Records for the exercise
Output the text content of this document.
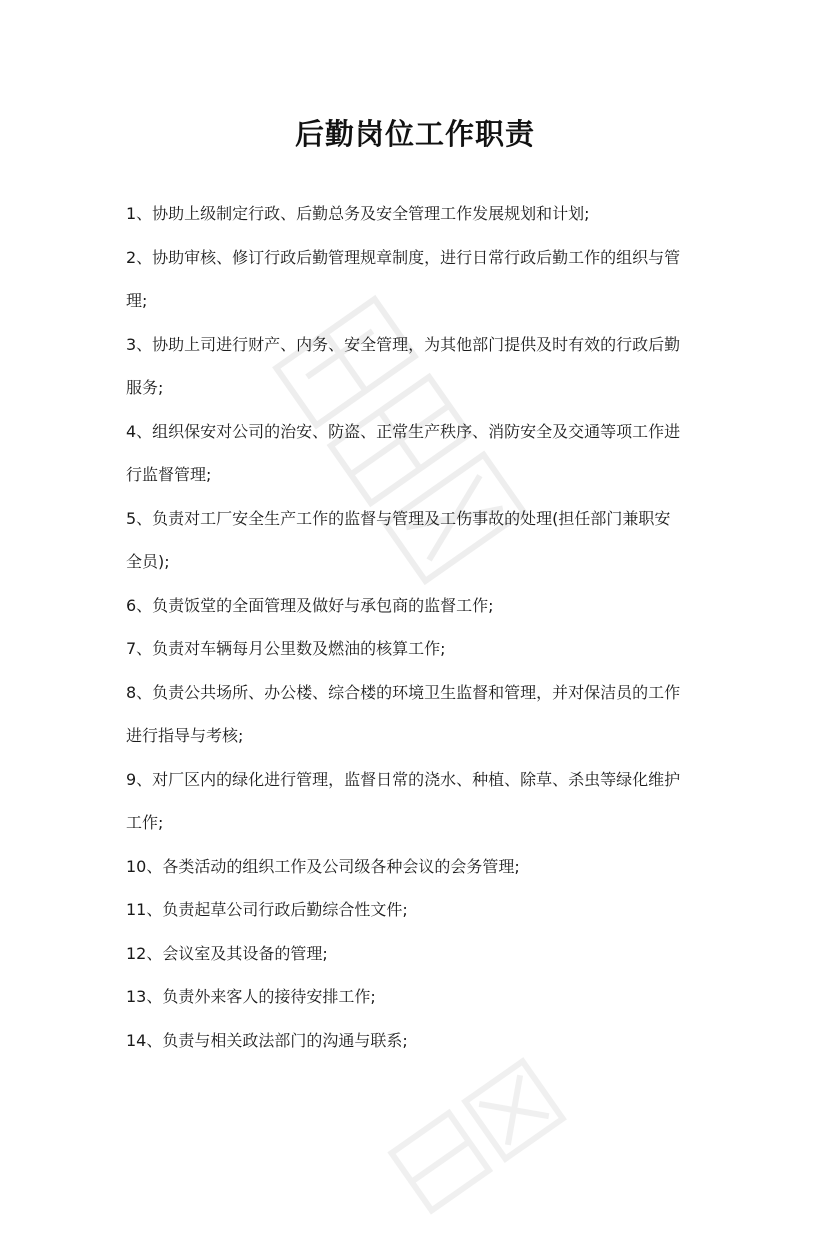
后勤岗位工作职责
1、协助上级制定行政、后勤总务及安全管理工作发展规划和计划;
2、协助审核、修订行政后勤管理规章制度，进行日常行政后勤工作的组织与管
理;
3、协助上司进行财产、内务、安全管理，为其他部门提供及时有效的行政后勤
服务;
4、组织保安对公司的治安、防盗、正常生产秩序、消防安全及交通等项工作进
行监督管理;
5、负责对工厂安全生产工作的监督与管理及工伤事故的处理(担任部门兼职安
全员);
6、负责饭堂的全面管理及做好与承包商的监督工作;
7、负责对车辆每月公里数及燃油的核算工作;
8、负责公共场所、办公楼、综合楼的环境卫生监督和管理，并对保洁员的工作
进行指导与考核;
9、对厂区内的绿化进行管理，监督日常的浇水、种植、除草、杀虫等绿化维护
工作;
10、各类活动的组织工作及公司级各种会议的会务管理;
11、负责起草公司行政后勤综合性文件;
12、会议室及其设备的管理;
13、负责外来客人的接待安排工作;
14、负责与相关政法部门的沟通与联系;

---

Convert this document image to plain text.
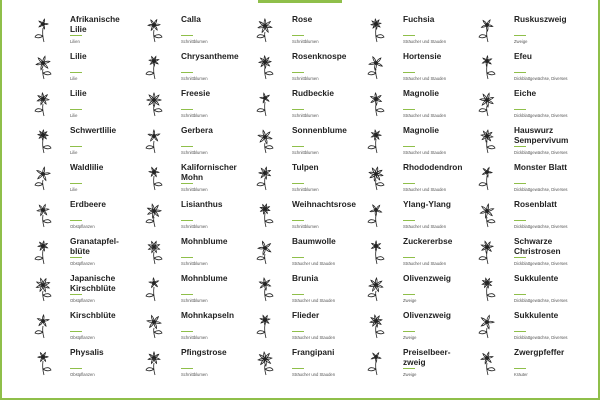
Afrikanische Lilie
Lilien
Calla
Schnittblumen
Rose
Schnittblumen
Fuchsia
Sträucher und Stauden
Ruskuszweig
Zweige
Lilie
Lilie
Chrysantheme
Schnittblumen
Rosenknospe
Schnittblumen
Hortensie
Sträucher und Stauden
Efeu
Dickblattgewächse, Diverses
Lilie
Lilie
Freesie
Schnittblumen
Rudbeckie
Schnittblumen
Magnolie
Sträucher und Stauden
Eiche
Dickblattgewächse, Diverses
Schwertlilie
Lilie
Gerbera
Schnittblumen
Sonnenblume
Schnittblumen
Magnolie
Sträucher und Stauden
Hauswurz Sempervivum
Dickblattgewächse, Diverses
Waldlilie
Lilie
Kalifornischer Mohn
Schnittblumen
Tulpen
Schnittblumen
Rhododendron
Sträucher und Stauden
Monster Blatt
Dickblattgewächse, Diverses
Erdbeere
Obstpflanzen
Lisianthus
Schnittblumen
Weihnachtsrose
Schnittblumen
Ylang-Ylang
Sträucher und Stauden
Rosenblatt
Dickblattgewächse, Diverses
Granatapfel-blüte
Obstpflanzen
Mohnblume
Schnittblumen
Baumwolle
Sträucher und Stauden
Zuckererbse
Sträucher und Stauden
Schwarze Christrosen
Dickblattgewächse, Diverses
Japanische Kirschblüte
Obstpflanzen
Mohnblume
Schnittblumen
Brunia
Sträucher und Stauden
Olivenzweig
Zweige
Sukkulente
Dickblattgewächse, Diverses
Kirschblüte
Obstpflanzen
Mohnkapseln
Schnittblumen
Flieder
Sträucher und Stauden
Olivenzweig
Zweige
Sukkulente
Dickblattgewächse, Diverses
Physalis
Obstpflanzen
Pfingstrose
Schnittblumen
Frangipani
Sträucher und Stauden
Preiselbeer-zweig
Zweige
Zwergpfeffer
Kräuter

What is required
From the entries above, select each line containing the string "this".

Output
Output the text content of this document.
Convert this document image to plain text.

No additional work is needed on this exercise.